Search the material for the word "name" and report each line where it turns up.

** START OF GIVEN ENTRIES **

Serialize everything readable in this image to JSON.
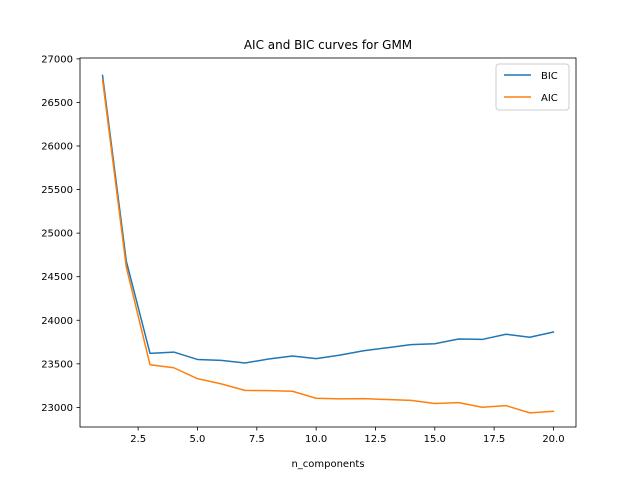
{
  "chart_data": {
    "type": "line",
    "title": "AIC and BIC curves for GMM",
    "xlabel": "n_components",
    "ylabel": "",
    "x": [
      1,
      2,
      3,
      4,
      5,
      6,
      7,
      8,
      9,
      10,
      11,
      12,
      13,
      14,
      15,
      16,
      17,
      18,
      19,
      20
    ],
    "xlim": [
      0.05,
      20.95
    ],
    "ylim": [
      22775,
      27010
    ],
    "xticks": [
      2.5,
      5.0,
      7.5,
      10.0,
      12.5,
      15.0,
      17.5,
      20.0
    ],
    "xtick_labels": [
      "2.5",
      "5.0",
      "7.5",
      "10.0",
      "12.5",
      "15.0",
      "17.5",
      "20.0"
    ],
    "yticks": [
      23000,
      23500,
      24000,
      24500,
      25000,
      25500,
      26000,
      26500,
      27000
    ],
    "ytick_labels": [
      "23000",
      "23500",
      "24000",
      "24500",
      "25000",
      "25500",
      "26000",
      "26500",
      "27000"
    ],
    "grid": false,
    "legend_position": "top-right",
    "series": [
      {
        "name": "BIC",
        "color": "#1f77b4",
        "values": [
          26810,
          24680,
          23620,
          23635,
          23550,
          23540,
          23510,
          23555,
          23590,
          23560,
          23600,
          23650,
          23685,
          23720,
          23730,
          23785,
          23780,
          23840,
          23805,
          23865
        ]
      },
      {
        "name": "AIC",
        "color": "#ff7f0e",
        "values": [
          26760,
          24610,
          23490,
          23455,
          23330,
          23270,
          23195,
          23192,
          23185,
          23105,
          23098,
          23100,
          23090,
          23080,
          23045,
          23055,
          23002,
          23020,
          22937,
          22955
        ]
      }
    ]
  }
}
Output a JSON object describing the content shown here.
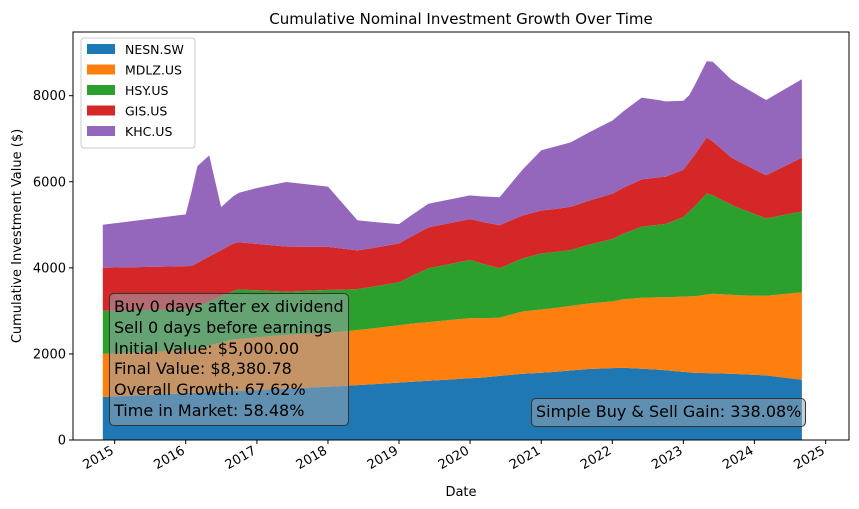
{
  "chart_data": {
    "type": "area",
    "stacked": true,
    "title": "Cumulative Nominal Investment Growth Over Time",
    "xlabel": "Date",
    "ylabel": "Cumulative Investment Value ($)",
    "xlim": [
      "2014-06-01",
      "2025-05-01"
    ],
    "ylim": [
      0,
      9480
    ],
    "yticks": [
      0,
      2000,
      4000,
      6000,
      8000
    ],
    "xticks": [
      "2015",
      "2016",
      "2017",
      "2018",
      "2019",
      "2020",
      "2021",
      "2022",
      "2023",
      "2024",
      "2025"
    ],
    "grid": false,
    "legend": "top-left",
    "series": [
      {
        "name": "NESN.SW",
        "color": "#1f77b4",
        "points": [
          [
            "2014-11-01",
            1000
          ],
          [
            "2018-03-01",
            1250
          ],
          [
            "2018-09-01",
            1300
          ],
          [
            "2019-03-01",
            1350
          ],
          [
            "2019-09-01",
            1400
          ],
          [
            "2020-03-01",
            1450
          ],
          [
            "2020-09-01",
            1530
          ],
          [
            "2021-03-01",
            1580
          ],
          [
            "2021-09-01",
            1650
          ],
          [
            "2022-03-01",
            1680
          ],
          [
            "2022-09-01",
            1630
          ],
          [
            "2023-03-01",
            1560
          ],
          [
            "2023-09-01",
            1540
          ],
          [
            "2024-03-01",
            1500
          ],
          [
            "2024-09-01",
            1400
          ]
        ]
      },
      {
        "name": "MDLZ.US",
        "color": "#ff7f0e",
        "points": [
          [
            "2014-11-01",
            1000
          ],
          [
            "2016-02-01",
            1000
          ],
          [
            "2016-09-01",
            1200
          ],
          [
            "2017-06-01",
            1250
          ],
          [
            "2018-01-01",
            1250
          ],
          [
            "2018-09-01",
            1300
          ],
          [
            "2019-03-01",
            1350
          ],
          [
            "2020-01-01",
            1400
          ],
          [
            "2020-06-01",
            1350
          ],
          [
            "2020-10-01",
            1450
          ],
          [
            "2021-06-01",
            1500
          ],
          [
            "2022-01-01",
            1550
          ],
          [
            "2022-06-01",
            1650
          ],
          [
            "2022-10-01",
            1700
          ],
          [
            "2023-03-01",
            1780
          ],
          [
            "2023-06-01",
            1850
          ],
          [
            "2023-10-01",
            1830
          ],
          [
            "2024-03-01",
            1850
          ],
          [
            "2024-09-01",
            2030
          ]
        ]
      },
      {
        "name": "HSY.US",
        "color": "#2ca02c",
        "points": [
          [
            "2014-11-01",
            1000
          ],
          [
            "2016-02-01",
            950
          ],
          [
            "2016-10-01",
            1150
          ],
          [
            "2017-06-01",
            1000
          ],
          [
            "2018-01-01",
            1000
          ],
          [
            "2018-06-01",
            950
          ],
          [
            "2019-01-01",
            1000
          ],
          [
            "2019-06-01",
            1250
          ],
          [
            "2020-01-01",
            1350
          ],
          [
            "2020-06-01",
            1150
          ],
          [
            "2021-01-01",
            1300
          ],
          [
            "2021-06-01",
            1300
          ],
          [
            "2022-01-01",
            1450
          ],
          [
            "2022-06-01",
            1650
          ],
          [
            "2022-10-01",
            1700
          ],
          [
            "2023-01-01",
            1850
          ],
          [
            "2023-05-01",
            2350
          ],
          [
            "2023-09-01",
            2100
          ],
          [
            "2024-03-01",
            1800
          ],
          [
            "2024-09-01",
            1880
          ]
        ]
      },
      {
        "name": "GIS.US",
        "color": "#d62728",
        "points": [
          [
            "2014-11-01",
            1000
          ],
          [
            "2016-02-01",
            1000
          ],
          [
            "2016-09-01",
            1100
          ],
          [
            "2017-06-01",
            1050
          ],
          [
            "2018-01-01",
            1000
          ],
          [
            "2018-06-01",
            900
          ],
          [
            "2019-01-01",
            900
          ],
          [
            "2019-06-01",
            950
          ],
          [
            "2020-01-01",
            950
          ],
          [
            "2020-06-01",
            1000
          ],
          [
            "2021-01-01",
            1000
          ],
          [
            "2021-06-01",
            1000
          ],
          [
            "2022-01-01",
            1050
          ],
          [
            "2022-06-01",
            1100
          ],
          [
            "2023-01-01",
            1100
          ],
          [
            "2023-05-01",
            1300
          ],
          [
            "2023-09-01",
            1100
          ],
          [
            "2024-03-01",
            1000
          ],
          [
            "2024-09-01",
            1250
          ]
        ]
      },
      {
        "name": "KHC.US",
        "color": "#9467bd",
        "points": [
          [
            "2014-11-01",
            1000
          ],
          [
            "2015-06-01",
            1100
          ],
          [
            "2016-01-01",
            1200
          ],
          [
            "2016-03-01",
            2250
          ],
          [
            "2016-05-01",
            2350
          ],
          [
            "2016-07-01",
            1000
          ],
          [
            "2017-01-01",
            1300
          ],
          [
            "2017-06-01",
            1500
          ],
          [
            "2018-01-01",
            1400
          ],
          [
            "2018-06-01",
            700
          ],
          [
            "2019-01-01",
            450
          ],
          [
            "2019-06-01",
            550
          ],
          [
            "2020-01-01",
            550
          ],
          [
            "2020-06-01",
            650
          ],
          [
            "2021-01-01",
            1400
          ],
          [
            "2021-06-01",
            1500
          ],
          [
            "2022-01-01",
            1700
          ],
          [
            "2022-06-01",
            1900
          ],
          [
            "2022-10-01",
            1750
          ],
          [
            "2023-02-01",
            1550
          ],
          [
            "2023-06-01",
            1850
          ],
          [
            "2023-10-01",
            1800
          ],
          [
            "2024-03-01",
            1750
          ],
          [
            "2024-09-01",
            1820
          ]
        ]
      }
    ],
    "annotations": {
      "strategy_box": [
        "Buy 0 days after ex dividend",
        "Sell 0 days before earnings",
        "Initial Value: $5,000.00",
        "Final Value: $8,380.78",
        "Overall Growth: 67.62%",
        "Time in Market: 58.48%"
      ],
      "simple_box": "Simple Buy & Sell Gain: 338.08%"
    }
  }
}
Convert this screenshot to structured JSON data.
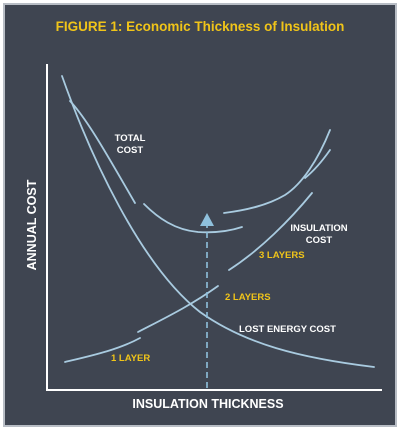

** END OF GIVEN ENTRIES **

### IN RESPONSE
        "name": "BIC",
        "name": "AIC",
        "name": "NESN.SW",
        "name": "MDLZ.US",
        "name": "HSY.US",
        "name": "GIS.US",
        "name": "KHC.US",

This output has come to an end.